___ Record set ___

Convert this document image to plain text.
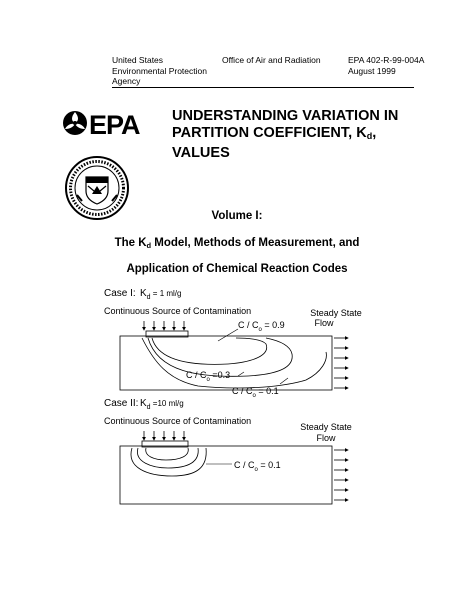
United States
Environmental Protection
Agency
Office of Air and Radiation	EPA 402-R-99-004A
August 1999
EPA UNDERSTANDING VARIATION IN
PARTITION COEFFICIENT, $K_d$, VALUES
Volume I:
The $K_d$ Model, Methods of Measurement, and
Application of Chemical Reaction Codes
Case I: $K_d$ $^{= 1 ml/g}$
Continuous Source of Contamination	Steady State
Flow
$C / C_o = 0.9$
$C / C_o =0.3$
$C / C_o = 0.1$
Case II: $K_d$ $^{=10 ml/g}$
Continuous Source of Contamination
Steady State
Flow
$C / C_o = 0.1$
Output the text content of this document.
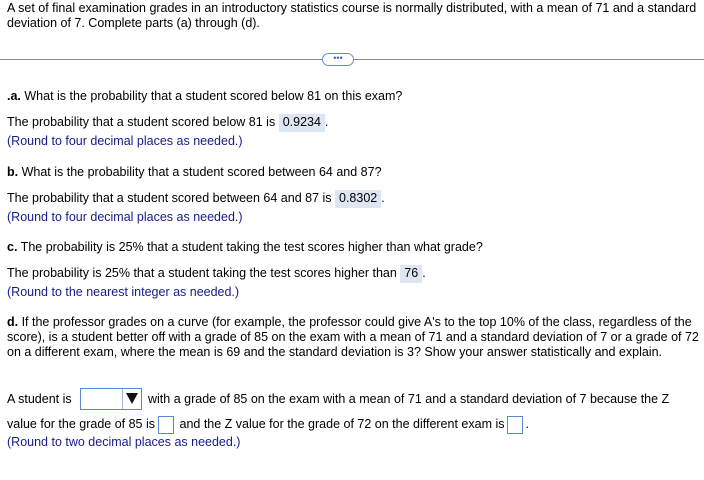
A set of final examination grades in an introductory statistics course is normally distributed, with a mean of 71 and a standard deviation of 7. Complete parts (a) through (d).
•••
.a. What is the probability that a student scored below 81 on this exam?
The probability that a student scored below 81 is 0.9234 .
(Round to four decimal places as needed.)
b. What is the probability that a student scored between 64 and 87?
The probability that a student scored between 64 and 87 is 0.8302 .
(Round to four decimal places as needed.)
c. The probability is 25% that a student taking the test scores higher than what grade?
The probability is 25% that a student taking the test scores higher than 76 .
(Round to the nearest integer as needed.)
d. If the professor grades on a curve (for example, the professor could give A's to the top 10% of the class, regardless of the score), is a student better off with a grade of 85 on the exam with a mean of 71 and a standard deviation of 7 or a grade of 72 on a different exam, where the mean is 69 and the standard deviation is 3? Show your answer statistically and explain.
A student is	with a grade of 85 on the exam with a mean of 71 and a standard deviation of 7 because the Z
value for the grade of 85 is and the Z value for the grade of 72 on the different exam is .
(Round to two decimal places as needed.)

___

### Task requirements
From the entries above, copy every line containing the word "that".

### Written response
.a. What is the probability that a student scored below 81 on this exam?
The probability that a student scored below 81 is 0.9234 .
b. What is the probability that a student scored between 64 and 87?
The probability that a student scored between 64 and 87 is 0.8302 .
c. The probability is 25% that a student taking the test scores higher than what grade?
The probability is 25% that a student taking the test scores higher than 76 .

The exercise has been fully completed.